What the exercise asks
What is the number of lines in these entries that include "first"? Write that number and no other text.

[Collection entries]

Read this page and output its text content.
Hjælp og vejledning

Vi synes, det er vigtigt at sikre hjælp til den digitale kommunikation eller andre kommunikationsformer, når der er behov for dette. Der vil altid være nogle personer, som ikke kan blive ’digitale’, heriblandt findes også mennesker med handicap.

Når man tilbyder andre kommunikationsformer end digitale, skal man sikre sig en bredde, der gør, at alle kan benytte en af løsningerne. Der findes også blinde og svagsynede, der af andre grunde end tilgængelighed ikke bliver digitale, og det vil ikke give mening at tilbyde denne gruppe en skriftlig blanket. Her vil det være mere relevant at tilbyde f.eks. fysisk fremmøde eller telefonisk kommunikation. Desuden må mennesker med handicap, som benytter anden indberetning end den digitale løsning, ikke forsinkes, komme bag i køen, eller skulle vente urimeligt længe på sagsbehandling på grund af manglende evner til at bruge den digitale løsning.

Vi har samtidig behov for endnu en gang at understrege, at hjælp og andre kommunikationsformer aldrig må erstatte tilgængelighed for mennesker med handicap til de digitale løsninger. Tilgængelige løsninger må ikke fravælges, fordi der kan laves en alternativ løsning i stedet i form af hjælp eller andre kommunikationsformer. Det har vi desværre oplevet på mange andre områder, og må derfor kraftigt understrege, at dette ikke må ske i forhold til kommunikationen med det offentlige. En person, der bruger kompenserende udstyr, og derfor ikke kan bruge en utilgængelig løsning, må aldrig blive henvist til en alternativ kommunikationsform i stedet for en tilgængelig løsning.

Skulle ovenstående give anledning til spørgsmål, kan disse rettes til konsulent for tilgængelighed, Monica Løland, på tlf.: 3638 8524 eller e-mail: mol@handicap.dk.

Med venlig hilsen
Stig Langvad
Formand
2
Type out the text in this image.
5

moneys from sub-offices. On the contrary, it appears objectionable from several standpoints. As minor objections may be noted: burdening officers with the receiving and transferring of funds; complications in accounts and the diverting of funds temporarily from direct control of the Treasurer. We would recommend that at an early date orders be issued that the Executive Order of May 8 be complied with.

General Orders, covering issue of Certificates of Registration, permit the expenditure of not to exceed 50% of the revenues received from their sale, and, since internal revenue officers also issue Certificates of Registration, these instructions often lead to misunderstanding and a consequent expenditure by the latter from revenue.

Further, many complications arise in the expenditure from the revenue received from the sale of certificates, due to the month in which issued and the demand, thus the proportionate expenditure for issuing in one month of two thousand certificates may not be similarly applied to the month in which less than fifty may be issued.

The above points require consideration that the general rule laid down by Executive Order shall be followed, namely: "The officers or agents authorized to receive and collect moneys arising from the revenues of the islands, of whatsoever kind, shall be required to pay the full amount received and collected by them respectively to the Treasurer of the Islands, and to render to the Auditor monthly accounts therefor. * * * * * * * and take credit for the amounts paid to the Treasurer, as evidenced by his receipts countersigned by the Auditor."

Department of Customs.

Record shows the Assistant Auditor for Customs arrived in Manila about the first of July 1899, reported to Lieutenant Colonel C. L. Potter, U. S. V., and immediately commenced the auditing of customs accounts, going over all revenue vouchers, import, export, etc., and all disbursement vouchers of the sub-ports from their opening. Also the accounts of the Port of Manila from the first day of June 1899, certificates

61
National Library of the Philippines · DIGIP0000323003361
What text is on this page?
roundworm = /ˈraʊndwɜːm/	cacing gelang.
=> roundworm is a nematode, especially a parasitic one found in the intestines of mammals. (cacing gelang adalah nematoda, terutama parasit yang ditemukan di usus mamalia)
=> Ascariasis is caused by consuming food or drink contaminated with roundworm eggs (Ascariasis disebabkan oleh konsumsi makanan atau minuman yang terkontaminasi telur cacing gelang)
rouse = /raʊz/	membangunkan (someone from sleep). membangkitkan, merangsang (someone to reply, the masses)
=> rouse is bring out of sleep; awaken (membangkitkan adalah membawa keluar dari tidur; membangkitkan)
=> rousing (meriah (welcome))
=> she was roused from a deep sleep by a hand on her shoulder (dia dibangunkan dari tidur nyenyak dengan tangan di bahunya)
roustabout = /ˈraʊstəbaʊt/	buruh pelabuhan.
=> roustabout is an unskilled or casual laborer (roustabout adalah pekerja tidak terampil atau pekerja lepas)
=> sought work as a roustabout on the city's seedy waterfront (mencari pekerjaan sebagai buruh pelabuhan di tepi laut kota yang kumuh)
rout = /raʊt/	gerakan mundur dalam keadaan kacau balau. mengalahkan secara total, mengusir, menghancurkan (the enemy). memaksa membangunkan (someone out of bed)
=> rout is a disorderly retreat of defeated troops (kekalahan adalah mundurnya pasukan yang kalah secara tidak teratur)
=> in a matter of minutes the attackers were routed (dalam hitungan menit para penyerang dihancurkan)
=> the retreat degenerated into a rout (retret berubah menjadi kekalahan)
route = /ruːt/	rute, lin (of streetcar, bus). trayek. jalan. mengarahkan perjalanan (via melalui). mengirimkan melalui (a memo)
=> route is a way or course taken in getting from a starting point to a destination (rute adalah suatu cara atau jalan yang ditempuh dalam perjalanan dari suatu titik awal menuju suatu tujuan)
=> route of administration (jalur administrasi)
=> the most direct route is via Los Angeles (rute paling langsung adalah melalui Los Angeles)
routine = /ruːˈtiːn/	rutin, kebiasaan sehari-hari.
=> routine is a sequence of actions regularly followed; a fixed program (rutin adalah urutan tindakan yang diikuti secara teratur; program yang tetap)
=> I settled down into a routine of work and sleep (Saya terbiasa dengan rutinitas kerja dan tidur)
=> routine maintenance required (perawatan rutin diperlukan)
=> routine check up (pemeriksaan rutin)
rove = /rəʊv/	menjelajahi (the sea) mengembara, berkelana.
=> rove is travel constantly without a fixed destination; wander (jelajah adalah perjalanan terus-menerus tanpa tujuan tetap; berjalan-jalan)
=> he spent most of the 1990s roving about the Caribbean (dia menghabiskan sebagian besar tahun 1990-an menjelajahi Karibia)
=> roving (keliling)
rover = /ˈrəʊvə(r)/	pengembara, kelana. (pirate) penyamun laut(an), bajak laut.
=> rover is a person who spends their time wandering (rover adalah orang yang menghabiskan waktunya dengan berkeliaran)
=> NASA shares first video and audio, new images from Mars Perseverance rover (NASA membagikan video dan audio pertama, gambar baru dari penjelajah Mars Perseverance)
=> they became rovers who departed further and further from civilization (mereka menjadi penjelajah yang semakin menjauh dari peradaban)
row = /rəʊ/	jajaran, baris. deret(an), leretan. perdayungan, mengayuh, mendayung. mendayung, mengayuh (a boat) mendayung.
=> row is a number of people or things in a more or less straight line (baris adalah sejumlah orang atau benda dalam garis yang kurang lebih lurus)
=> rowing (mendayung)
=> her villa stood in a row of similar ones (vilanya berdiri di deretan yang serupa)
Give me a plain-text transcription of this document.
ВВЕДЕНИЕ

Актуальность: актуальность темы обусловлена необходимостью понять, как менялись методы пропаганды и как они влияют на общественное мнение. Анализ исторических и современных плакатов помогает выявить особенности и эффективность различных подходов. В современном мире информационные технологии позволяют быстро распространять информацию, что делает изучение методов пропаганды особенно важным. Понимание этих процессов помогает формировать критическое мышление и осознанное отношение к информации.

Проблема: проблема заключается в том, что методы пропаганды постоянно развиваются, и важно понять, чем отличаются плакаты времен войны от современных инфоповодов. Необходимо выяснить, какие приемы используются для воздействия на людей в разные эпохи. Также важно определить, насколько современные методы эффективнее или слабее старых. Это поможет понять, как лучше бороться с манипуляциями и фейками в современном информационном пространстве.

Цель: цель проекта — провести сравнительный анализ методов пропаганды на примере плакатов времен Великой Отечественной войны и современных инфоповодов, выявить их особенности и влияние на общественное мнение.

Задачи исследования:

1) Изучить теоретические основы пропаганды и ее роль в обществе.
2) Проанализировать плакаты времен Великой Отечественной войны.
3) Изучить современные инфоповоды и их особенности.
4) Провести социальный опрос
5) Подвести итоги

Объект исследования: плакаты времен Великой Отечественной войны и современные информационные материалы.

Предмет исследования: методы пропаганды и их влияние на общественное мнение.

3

Answer for the task
2